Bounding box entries
──────────────────────────────

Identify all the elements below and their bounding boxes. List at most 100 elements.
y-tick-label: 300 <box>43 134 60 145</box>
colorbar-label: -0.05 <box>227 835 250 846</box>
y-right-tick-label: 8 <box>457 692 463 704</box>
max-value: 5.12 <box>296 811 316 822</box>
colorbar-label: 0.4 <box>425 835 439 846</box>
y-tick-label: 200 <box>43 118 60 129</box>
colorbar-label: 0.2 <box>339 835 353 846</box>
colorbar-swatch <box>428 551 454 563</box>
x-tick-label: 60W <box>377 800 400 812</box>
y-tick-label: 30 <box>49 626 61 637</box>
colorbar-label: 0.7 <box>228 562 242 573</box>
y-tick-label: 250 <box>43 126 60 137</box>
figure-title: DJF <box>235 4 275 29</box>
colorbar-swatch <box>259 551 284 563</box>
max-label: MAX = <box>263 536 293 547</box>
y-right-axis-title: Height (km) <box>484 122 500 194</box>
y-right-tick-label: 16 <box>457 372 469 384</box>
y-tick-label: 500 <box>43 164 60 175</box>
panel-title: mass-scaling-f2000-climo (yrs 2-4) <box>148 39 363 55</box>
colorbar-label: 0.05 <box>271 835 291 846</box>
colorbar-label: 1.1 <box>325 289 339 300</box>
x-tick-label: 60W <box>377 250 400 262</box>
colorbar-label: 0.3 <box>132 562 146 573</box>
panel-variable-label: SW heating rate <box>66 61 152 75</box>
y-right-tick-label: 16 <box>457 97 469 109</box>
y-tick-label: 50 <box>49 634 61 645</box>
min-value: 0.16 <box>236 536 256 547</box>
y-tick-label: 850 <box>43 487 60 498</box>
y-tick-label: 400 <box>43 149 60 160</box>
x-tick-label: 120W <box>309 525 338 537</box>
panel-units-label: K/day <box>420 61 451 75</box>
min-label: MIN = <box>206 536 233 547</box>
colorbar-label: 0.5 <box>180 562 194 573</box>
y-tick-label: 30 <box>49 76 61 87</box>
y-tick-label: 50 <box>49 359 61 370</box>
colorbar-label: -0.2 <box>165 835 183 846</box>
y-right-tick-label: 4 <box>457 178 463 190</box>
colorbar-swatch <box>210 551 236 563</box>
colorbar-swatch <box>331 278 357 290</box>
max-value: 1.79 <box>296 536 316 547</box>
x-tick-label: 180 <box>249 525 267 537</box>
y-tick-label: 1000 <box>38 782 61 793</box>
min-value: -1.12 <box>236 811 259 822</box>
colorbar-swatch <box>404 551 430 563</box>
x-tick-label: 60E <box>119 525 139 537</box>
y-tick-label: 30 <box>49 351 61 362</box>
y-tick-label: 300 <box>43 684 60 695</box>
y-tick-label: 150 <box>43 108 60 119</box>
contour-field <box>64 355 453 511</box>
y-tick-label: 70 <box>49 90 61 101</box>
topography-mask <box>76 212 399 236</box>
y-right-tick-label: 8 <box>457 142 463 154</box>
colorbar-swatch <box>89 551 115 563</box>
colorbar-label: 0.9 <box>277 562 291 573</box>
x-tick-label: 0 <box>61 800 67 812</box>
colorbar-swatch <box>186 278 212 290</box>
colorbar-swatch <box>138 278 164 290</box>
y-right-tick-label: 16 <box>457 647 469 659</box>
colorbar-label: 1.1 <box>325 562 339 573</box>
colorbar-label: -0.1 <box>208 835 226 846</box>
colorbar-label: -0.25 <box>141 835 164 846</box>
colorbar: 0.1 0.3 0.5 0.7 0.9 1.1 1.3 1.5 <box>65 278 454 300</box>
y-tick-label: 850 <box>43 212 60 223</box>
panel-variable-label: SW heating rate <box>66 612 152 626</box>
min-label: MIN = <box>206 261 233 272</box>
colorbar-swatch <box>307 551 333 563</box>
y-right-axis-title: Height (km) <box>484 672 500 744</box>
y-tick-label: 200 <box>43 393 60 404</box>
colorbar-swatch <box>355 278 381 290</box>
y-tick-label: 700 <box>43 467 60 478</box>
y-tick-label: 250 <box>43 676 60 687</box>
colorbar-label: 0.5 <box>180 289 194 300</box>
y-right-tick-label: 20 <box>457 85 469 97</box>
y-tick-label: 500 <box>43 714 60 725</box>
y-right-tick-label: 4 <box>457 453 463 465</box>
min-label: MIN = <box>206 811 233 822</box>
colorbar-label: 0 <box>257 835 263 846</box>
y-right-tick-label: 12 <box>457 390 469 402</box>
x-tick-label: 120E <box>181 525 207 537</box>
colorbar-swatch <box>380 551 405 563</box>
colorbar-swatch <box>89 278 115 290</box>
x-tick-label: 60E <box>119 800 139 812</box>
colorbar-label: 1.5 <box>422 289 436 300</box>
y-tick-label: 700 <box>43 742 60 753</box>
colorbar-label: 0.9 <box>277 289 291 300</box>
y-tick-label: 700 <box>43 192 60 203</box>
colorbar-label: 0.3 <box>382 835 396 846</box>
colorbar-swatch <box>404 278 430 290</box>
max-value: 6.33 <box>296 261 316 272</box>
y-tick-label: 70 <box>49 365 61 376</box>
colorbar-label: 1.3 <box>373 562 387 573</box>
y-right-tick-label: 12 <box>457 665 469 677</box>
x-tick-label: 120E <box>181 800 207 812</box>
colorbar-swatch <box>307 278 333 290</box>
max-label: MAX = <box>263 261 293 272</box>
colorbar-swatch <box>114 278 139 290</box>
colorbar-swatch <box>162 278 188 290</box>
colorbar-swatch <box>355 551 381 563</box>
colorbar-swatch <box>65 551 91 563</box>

──────────────────────────────

**What to work on**
Reproduce all of the items above, replacing every "colorbar-swatch" with "legend-swatch" and leaving the rest untouched.

**Exercise output**
Identify all the elements below and their bounding boxes. List at most 100 elements.
y-tick-label: 300 <box>43 134 60 145</box>
colorbar-label: -0.05 <box>227 835 250 846</box>
y-right-tick-label: 8 <box>457 692 463 704</box>
max-value: 5.12 <box>296 811 316 822</box>
colorbar-label: 0.4 <box>425 835 439 846</box>
y-tick-label: 200 <box>43 118 60 129</box>
colorbar-label: 0.2 <box>339 835 353 846</box>
legend-swatch <box>428 551 454 563</box>
x-tick-label: 60W <box>377 800 400 812</box>
y-tick-label: 30 <box>49 626 61 637</box>
colorbar-label: 0.7 <box>228 562 242 573</box>
y-tick-label: 250 <box>43 126 60 137</box>
figure-title: DJF <box>235 4 275 29</box>
legend-swatch <box>259 551 284 563</box>
max-label: MAX = <box>263 536 293 547</box>
y-right-axis-title: Height (km) <box>484 122 500 194</box>
y-right-tick-label: 16 <box>457 372 469 384</box>
y-tick-label: 500 <box>43 164 60 175</box>
panel-title: mass-scaling-f2000-climo (yrs 2-4) <box>148 39 363 55</box>
colorbar-label: 0.05 <box>271 835 291 846</box>
colorbar-label: 1.1 <box>325 289 339 300</box>
x-tick-label: 60W <box>377 250 400 262</box>
colorbar-label: 0.3 <box>132 562 146 573</box>
panel-variable-label: SW heating rate <box>66 61 152 75</box>
y-right-tick-label: 16 <box>457 97 469 109</box>
y-tick-label: 50 <box>49 634 61 645</box>
min-value: 0.16 <box>236 536 256 547</box>
y-tick-label: 850 <box>43 487 60 498</box>
y-tick-label: 400 <box>43 149 60 160</box>
x-tick-label: 120W <box>309 525 338 537</box>
panel-units-label: K/day <box>420 61 451 75</box>
min-label: MIN = <box>206 536 233 547</box>
colorbar-label: 0.5 <box>180 562 194 573</box>
y-tick-label: 30 <box>49 76 61 87</box>
y-tick-label: 50 <box>49 359 61 370</box>
colorbar-label: -0.2 <box>165 835 183 846</box>
y-right-tick-label: 4 <box>457 178 463 190</box>
legend-swatch <box>210 551 236 563</box>
legend-swatch <box>331 278 357 290</box>
max-value: 1.79 <box>296 536 316 547</box>
x-tick-label: 180 <box>249 525 267 537</box>
y-tick-label: 1000 <box>38 782 61 793</box>
min-value: -1.12 <box>236 811 259 822</box>
legend-swatch <box>404 551 430 563</box>
x-tick-label: 60E <box>119 525 139 537</box>
y-tick-label: 30 <box>49 351 61 362</box>
y-tick-label: 300 <box>43 684 60 695</box>
y-tick-label: 150 <box>43 108 60 119</box>
contour-field <box>64 355 453 511</box>
y-tick-label: 70 <box>49 90 61 101</box>
topography-mask <box>76 212 399 236</box>
y-right-tick-label: 8 <box>457 142 463 154</box>
legend-swatch <box>89 551 115 563</box>
colorbar-label: 0.9 <box>277 562 291 573</box>
x-tick-label: 0 <box>61 800 67 812</box>
legend-swatch <box>186 278 212 290</box>
legend-swatch <box>138 278 164 290</box>
y-right-tick-label: 16 <box>457 647 469 659</box>
colorbar-label: 1.1 <box>325 562 339 573</box>
colorbar-label: -0.1 <box>208 835 226 846</box>
colorbar-label: -0.25 <box>141 835 164 846</box>
colorbar: 0.1 0.3 0.5 0.7 0.9 1.1 1.3 1.5 <box>65 278 454 300</box>
y-tick-label: 850 <box>43 212 60 223</box>
panel-variable-label: SW heating rate <box>66 612 152 626</box>
min-label: MIN = <box>206 261 233 272</box>
legend-swatch <box>307 551 333 563</box>
y-right-axis-title: Height (km) <box>484 672 500 744</box>
y-tick-label: 200 <box>43 393 60 404</box>
legend-swatch <box>355 278 381 290</box>
y-tick-label: 700 <box>43 467 60 478</box>
y-tick-label: 250 <box>43 676 60 687</box>
colorbar-label: 0.5 <box>180 289 194 300</box>
y-right-tick-label: 20 <box>457 85 469 97</box>
y-tick-label: 500 <box>43 714 60 725</box>
y-right-tick-label: 4 <box>457 453 463 465</box>
min-label: MIN = <box>206 811 233 822</box>
colorbar-label: 0 <box>257 835 263 846</box>
y-right-tick-label: 12 <box>457 390 469 402</box>
x-tick-label: 120E <box>181 525 207 537</box>
legend-swatch <box>380 551 405 563</box>
legend-swatch <box>89 278 115 290</box>
x-tick-label: 60E <box>119 800 139 812</box>
colorbar-label: 1.5 <box>422 289 436 300</box>
y-tick-label: 700 <box>43 742 60 753</box>
colorbar-label: 0.9 <box>277 289 291 300</box>
y-tick-label: 700 <box>43 192 60 203</box>
colorbar-label: 0.3 <box>382 835 396 846</box>
legend-swatch <box>404 278 430 290</box>
max-value: 6.33 <box>296 261 316 272</box>
y-tick-label: 70 <box>49 365 61 376</box>
colorbar-label: 1.3 <box>373 562 387 573</box>
y-right-tick-label: 12 <box>457 665 469 677</box>
x-tick-label: 120E <box>181 800 207 812</box>
legend-swatch <box>307 278 333 290</box>
max-label: MAX = <box>263 261 293 272</box>
legend-swatch <box>114 278 139 290</box>
legend-swatch <box>162 278 188 290</box>
legend-swatch <box>355 551 381 563</box>
legend-swatch <box>65 551 91 563</box>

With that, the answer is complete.